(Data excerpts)
▽
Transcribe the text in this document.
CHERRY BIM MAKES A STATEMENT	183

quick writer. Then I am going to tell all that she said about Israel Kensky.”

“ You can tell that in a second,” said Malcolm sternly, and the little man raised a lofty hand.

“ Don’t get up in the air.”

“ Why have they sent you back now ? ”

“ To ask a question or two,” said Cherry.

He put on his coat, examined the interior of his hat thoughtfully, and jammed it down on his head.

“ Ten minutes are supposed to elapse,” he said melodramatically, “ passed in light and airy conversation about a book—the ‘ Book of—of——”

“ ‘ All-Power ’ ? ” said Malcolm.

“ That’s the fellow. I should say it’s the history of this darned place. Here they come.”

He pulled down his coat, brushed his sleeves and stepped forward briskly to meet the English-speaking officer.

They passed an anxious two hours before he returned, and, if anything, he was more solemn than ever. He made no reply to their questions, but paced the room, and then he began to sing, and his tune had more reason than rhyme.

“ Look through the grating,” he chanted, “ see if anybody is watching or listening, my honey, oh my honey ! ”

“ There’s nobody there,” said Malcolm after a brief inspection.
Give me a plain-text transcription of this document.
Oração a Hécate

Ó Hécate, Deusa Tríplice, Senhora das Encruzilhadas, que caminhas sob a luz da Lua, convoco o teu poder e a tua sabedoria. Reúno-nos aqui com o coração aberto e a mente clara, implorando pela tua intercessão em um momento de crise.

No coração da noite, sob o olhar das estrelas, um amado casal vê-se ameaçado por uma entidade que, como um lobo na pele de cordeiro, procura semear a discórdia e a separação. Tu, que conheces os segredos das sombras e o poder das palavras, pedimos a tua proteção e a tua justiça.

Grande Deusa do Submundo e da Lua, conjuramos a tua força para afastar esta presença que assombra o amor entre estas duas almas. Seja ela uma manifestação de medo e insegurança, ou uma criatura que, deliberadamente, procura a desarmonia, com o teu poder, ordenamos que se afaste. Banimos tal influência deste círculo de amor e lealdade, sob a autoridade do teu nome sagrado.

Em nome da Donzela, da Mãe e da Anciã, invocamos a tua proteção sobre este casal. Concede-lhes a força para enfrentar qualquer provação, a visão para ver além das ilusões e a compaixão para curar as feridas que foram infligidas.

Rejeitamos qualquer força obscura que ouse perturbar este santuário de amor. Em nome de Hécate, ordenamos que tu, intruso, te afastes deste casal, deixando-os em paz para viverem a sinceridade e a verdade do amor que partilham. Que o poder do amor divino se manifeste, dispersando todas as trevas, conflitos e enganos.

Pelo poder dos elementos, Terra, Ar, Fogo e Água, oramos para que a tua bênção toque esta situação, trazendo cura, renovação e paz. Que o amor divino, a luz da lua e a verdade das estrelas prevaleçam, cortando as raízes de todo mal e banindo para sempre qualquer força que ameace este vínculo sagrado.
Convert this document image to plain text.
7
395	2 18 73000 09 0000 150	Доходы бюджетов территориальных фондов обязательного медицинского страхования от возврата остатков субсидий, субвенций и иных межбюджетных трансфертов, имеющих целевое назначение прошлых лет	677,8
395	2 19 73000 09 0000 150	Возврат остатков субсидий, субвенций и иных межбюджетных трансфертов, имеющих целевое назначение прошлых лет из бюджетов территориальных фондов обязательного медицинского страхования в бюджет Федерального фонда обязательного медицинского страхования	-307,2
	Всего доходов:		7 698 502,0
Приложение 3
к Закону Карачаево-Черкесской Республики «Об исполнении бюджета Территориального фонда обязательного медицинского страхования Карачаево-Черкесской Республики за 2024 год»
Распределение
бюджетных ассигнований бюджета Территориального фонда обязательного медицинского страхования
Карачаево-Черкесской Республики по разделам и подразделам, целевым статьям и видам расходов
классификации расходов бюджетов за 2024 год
△
Stated problem: Using the entries above, return each line that includes the word "назначение".

Task solution:
395	2 18 73000 09 0000 150	Доходы бюджетов территориальных фондов обязательного медицинского страхования от возврата остатков субсидий, субвенций и иных межбюджетных трансфертов, имеющих целевое назначение прошлых лет	677,8
395	2 19 73000 09 0000 150	Возврат остатков субсидий, субвенций и иных межбюджетных трансфертов, имеющих целевое назначение прошлых лет из бюджетов территориальных фондов обязательного медицинского страхования в бюджет Федерального фонда обязательного медицинского страхования	-307,2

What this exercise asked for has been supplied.